### Stored records
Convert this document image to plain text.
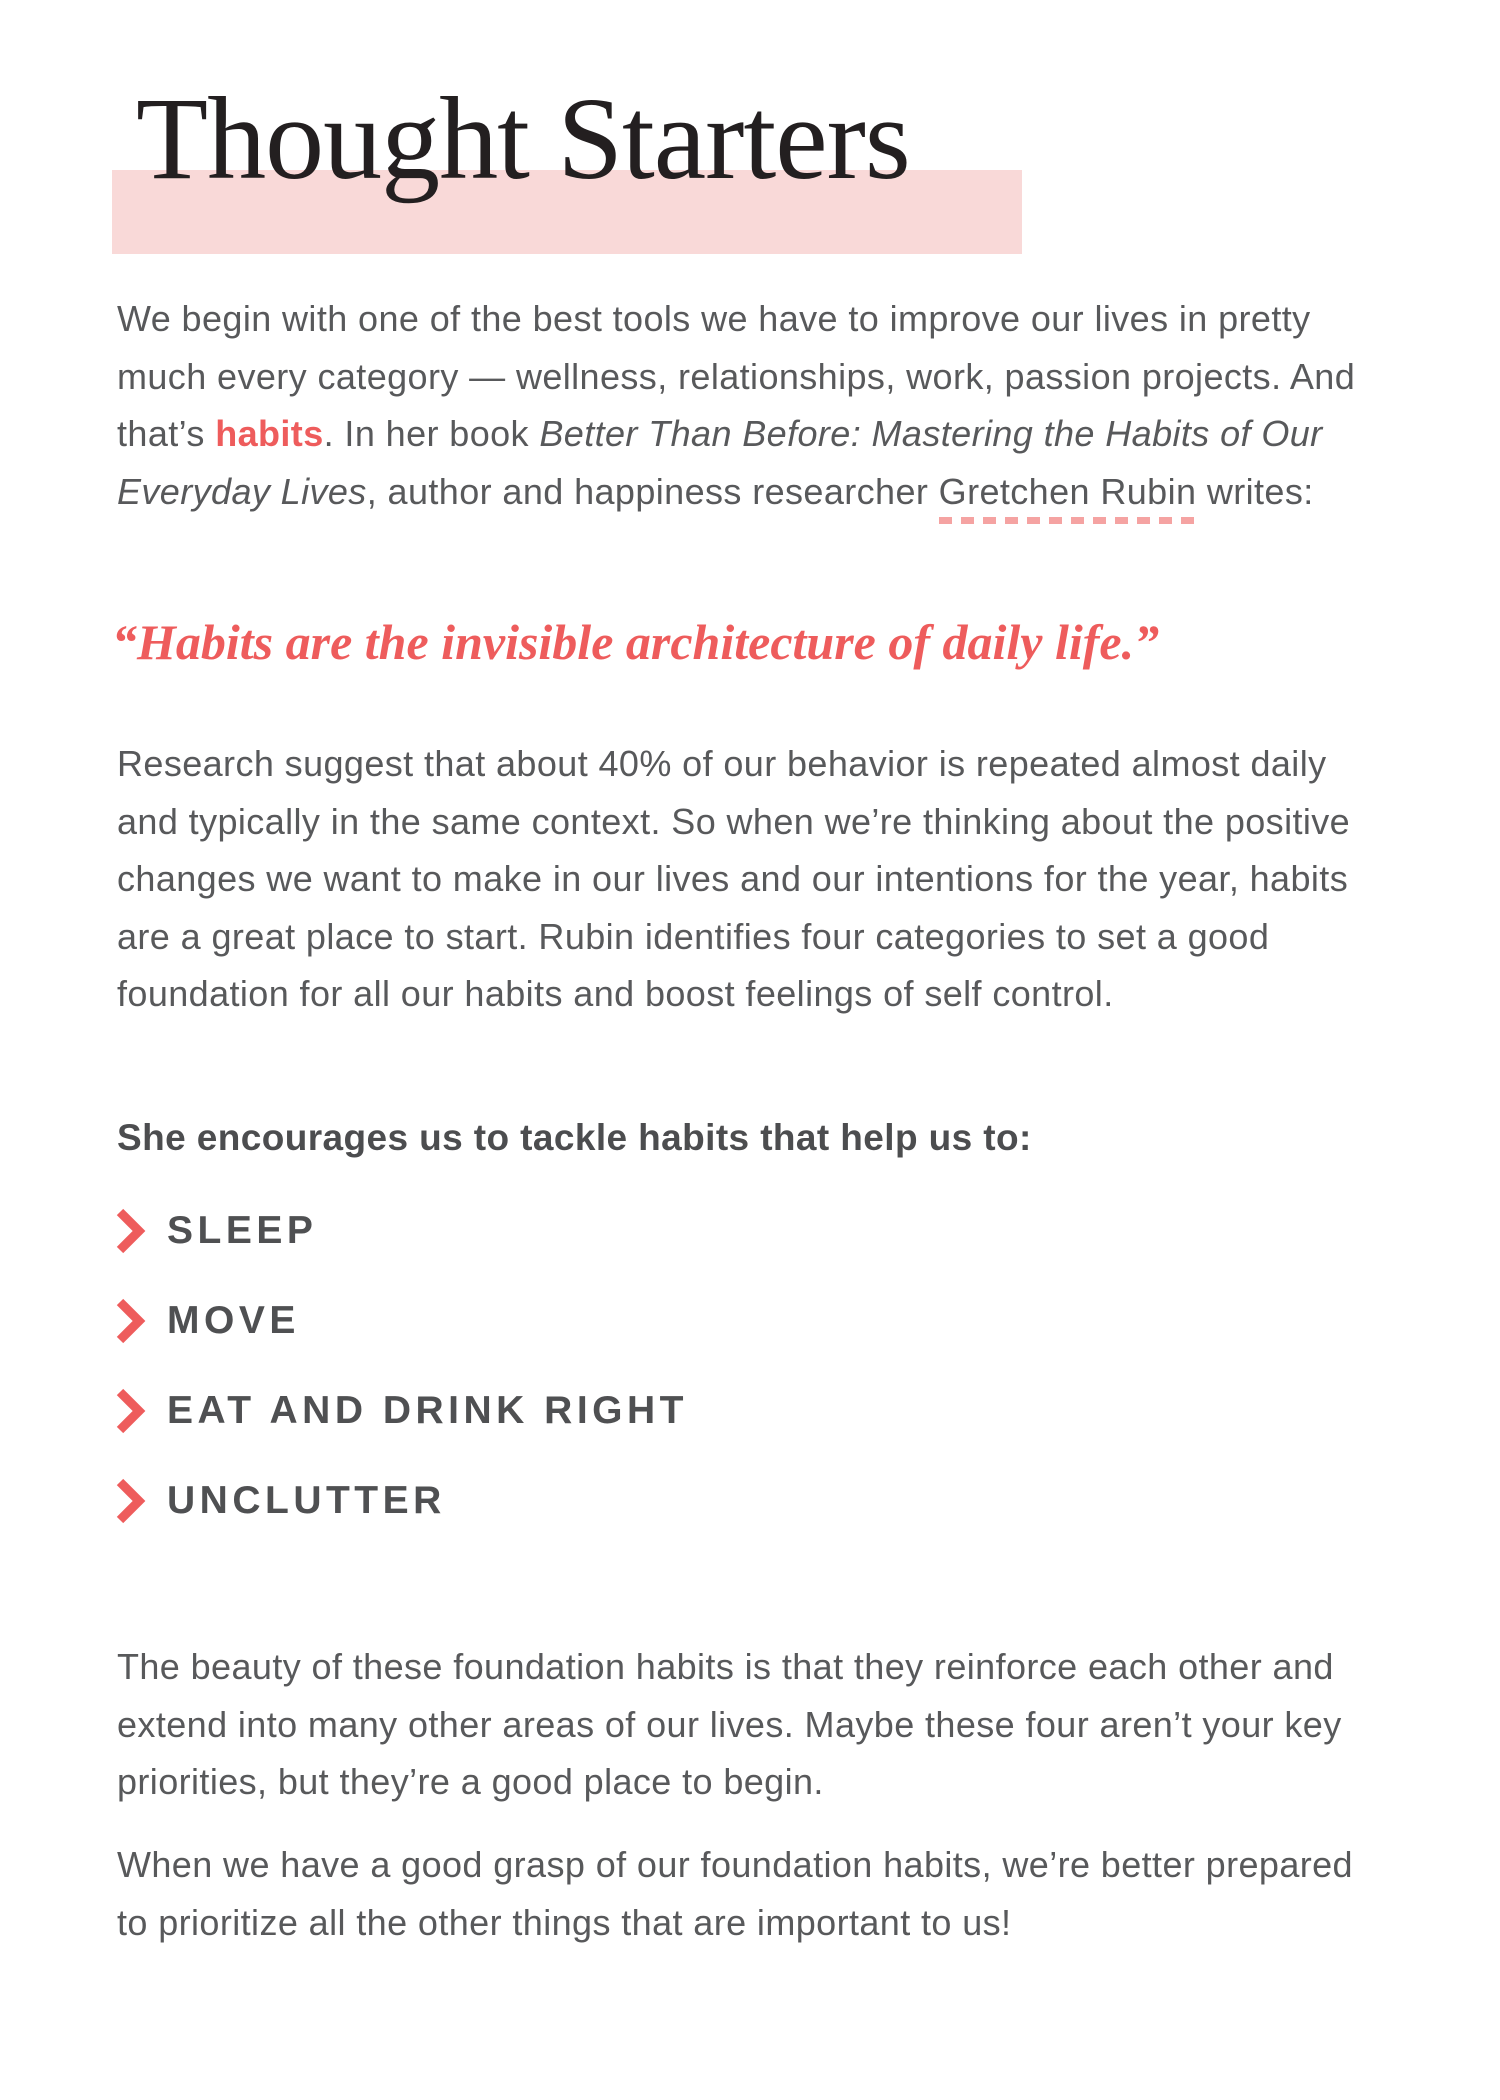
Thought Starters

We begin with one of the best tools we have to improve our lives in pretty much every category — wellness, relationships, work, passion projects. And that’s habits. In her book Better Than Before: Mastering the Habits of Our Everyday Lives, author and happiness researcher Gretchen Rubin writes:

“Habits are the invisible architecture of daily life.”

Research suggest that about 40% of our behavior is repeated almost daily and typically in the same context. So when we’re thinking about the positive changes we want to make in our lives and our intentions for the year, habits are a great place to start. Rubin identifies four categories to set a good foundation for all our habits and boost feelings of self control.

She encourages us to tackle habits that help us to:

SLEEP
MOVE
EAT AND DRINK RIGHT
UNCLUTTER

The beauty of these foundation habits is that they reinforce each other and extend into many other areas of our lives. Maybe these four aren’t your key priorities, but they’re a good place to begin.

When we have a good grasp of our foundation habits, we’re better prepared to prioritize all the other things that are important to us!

### What to produce
Quote the full listing above word for word; exclude every picture from the copy.

### Exercise solution
Convert this document image to plain text.
Thought Starters

We begin with one of the best tools we have to improve our lives in pretty much every category — wellness, relationships, work, passion projects. And that’s habits. In her book Better Than Before: Mastering the Habits of Our Everyday Lives, author and happiness researcher Gretchen Rubin writes:

“Habits are the invisible architecture of daily life.”

Research suggest that about 40% of our behavior is repeated almost daily and typically in the same context. So when we’re thinking about the positive changes we want to make in our lives and our intentions for the year, habits are a great place to start. Rubin identifies four categories to set a good foundation for all our habits and boost feelings of self control.

She encourages us to tackle habits that help us to:

SLEEP
MOVE
EAT AND DRINK RIGHT
UNCLUTTER

The beauty of these foundation habits is that they reinforce each other and extend into many other areas of our lives. Maybe these four aren’t your key priorities, but they’re a good place to begin.

When we have a good grasp of our foundation habits, we’re better prepared to prioritize all the other things that are important to us!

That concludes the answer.